**Task prompt:** Report the count of lines where the string "marker" appears, and nothing else.

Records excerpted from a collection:
·····

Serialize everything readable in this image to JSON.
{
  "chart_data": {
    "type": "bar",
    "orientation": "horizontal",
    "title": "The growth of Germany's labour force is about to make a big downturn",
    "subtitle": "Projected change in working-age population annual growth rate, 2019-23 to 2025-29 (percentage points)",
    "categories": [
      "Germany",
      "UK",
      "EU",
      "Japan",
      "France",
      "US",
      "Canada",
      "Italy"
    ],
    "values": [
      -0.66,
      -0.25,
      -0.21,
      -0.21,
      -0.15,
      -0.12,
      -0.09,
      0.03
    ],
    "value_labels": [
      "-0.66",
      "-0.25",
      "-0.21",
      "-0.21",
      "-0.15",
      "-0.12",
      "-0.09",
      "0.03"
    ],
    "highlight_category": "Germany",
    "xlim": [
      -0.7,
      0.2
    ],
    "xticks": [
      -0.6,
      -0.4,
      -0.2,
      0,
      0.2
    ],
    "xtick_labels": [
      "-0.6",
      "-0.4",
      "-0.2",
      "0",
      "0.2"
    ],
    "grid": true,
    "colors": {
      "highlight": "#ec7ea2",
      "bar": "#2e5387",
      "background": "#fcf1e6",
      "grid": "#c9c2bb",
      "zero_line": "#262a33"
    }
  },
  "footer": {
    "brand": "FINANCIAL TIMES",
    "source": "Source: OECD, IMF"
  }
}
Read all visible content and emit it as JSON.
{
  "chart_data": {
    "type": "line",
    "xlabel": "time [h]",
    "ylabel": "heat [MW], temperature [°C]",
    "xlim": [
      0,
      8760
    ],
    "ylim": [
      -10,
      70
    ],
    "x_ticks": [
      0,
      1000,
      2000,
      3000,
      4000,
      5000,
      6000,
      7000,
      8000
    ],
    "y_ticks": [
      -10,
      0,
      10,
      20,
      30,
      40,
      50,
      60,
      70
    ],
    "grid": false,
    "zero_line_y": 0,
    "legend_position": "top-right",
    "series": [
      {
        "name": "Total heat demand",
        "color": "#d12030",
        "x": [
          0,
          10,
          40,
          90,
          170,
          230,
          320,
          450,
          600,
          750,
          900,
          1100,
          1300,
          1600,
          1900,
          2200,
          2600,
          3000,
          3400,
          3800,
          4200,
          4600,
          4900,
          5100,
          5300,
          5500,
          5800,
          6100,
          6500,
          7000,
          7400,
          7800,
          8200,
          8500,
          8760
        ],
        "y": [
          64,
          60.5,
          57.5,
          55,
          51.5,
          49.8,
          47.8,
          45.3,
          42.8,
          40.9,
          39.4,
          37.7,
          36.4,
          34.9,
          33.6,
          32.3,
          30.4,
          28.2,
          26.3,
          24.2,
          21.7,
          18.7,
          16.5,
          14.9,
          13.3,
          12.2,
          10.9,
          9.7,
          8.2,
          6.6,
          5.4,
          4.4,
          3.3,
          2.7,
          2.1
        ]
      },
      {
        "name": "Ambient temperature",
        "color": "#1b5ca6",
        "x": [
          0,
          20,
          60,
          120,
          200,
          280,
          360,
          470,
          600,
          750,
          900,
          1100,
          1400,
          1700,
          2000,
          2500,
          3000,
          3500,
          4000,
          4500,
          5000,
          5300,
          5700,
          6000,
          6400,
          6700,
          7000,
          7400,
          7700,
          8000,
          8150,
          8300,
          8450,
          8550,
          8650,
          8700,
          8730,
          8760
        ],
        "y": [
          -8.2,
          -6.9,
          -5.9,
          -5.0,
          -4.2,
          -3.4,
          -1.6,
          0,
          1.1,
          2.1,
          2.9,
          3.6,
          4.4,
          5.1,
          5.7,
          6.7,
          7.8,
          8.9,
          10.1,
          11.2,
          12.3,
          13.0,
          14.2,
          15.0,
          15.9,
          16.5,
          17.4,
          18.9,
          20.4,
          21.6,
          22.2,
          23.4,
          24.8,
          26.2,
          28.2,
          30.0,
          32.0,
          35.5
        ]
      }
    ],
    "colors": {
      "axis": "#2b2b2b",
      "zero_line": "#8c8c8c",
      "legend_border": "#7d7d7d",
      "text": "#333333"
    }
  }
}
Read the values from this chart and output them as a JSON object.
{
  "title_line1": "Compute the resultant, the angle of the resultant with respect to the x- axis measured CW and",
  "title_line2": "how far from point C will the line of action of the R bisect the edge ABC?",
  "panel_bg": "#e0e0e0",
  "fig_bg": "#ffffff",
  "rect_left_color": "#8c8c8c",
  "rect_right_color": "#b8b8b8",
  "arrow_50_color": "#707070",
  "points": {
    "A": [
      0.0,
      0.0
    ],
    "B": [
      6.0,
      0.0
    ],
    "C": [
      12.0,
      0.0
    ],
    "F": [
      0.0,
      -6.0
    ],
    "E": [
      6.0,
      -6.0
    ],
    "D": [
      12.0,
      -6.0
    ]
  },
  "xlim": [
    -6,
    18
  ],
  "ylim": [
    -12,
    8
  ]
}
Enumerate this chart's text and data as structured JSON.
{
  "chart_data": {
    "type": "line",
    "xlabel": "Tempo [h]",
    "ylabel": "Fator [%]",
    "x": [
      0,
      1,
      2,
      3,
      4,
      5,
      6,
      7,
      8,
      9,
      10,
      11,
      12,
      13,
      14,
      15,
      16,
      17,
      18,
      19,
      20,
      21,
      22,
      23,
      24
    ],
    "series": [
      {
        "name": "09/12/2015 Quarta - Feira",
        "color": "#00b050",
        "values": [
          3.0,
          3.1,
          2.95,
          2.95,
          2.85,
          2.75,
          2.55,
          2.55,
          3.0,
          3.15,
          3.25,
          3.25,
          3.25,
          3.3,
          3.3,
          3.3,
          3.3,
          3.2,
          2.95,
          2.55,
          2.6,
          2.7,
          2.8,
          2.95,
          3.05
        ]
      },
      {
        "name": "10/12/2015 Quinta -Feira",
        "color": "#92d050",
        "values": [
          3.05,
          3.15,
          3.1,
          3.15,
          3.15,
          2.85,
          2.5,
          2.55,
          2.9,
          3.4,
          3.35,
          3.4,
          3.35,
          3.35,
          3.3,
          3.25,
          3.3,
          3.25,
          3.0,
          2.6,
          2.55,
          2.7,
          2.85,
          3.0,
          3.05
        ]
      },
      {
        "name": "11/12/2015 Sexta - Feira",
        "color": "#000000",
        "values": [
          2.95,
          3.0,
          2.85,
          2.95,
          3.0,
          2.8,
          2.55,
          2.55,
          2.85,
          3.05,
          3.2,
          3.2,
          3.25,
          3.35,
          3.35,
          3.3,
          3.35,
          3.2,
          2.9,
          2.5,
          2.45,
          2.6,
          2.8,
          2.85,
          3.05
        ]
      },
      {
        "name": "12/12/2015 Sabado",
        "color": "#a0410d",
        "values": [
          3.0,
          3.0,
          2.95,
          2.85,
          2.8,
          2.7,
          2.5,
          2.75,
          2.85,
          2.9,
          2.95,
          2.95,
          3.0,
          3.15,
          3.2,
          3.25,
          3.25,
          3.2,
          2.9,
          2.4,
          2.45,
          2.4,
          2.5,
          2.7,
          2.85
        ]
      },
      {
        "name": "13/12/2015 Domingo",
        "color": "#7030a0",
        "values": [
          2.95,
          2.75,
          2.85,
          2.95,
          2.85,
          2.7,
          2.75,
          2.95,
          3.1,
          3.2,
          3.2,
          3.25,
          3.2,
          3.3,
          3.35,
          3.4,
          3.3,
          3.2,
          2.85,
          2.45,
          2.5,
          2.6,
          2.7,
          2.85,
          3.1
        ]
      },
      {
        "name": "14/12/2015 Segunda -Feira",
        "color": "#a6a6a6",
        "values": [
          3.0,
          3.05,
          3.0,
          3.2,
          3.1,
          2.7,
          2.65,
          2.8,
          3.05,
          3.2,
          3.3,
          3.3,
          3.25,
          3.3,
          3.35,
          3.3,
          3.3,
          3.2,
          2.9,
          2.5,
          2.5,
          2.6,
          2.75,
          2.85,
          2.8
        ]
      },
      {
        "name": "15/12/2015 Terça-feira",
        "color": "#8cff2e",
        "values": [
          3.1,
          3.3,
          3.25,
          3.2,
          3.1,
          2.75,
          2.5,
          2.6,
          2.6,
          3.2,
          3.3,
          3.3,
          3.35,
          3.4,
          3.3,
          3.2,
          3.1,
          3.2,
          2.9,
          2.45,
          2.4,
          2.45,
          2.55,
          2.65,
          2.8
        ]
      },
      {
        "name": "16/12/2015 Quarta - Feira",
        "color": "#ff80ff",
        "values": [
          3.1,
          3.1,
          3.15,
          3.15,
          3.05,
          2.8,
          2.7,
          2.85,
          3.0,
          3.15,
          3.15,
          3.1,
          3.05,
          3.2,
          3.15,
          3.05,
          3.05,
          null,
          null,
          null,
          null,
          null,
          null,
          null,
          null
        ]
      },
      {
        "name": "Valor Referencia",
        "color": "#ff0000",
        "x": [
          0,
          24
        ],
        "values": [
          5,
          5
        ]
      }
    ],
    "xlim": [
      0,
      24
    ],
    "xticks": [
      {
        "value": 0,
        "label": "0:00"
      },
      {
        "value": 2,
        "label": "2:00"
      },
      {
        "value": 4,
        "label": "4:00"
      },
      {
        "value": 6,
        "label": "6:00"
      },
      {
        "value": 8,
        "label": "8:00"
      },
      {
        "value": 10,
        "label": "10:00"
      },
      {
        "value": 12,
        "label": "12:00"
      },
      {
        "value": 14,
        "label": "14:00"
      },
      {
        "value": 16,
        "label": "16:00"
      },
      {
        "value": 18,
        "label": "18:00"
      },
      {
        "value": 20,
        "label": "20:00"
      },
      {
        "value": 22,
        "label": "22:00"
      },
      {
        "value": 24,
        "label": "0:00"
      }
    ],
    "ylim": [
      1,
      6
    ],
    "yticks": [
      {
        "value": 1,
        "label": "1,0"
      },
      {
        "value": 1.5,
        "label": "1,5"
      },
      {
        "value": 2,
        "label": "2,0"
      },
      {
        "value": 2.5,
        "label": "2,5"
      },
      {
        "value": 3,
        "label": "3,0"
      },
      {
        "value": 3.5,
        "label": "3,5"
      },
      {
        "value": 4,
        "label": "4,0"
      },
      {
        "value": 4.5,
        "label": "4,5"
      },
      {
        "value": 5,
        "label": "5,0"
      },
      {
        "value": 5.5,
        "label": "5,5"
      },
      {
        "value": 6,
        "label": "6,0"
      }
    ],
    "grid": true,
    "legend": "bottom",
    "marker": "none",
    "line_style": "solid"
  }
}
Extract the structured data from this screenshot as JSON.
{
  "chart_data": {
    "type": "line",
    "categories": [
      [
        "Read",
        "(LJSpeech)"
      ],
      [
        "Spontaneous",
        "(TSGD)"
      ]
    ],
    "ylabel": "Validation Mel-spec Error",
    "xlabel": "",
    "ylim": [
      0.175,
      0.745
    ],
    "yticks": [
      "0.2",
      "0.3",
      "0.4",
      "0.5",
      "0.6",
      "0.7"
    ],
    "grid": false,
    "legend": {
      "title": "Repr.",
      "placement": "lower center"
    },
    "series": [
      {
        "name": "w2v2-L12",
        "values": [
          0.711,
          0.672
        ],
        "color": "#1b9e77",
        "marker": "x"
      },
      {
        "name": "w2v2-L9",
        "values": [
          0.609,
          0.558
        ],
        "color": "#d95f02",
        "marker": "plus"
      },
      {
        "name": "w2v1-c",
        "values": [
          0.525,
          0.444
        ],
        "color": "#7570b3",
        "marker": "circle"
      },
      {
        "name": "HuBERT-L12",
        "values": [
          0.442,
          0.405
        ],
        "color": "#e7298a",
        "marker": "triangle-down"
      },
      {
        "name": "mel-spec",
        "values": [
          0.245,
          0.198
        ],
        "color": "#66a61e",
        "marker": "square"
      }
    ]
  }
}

·····

**Output for this task:** 6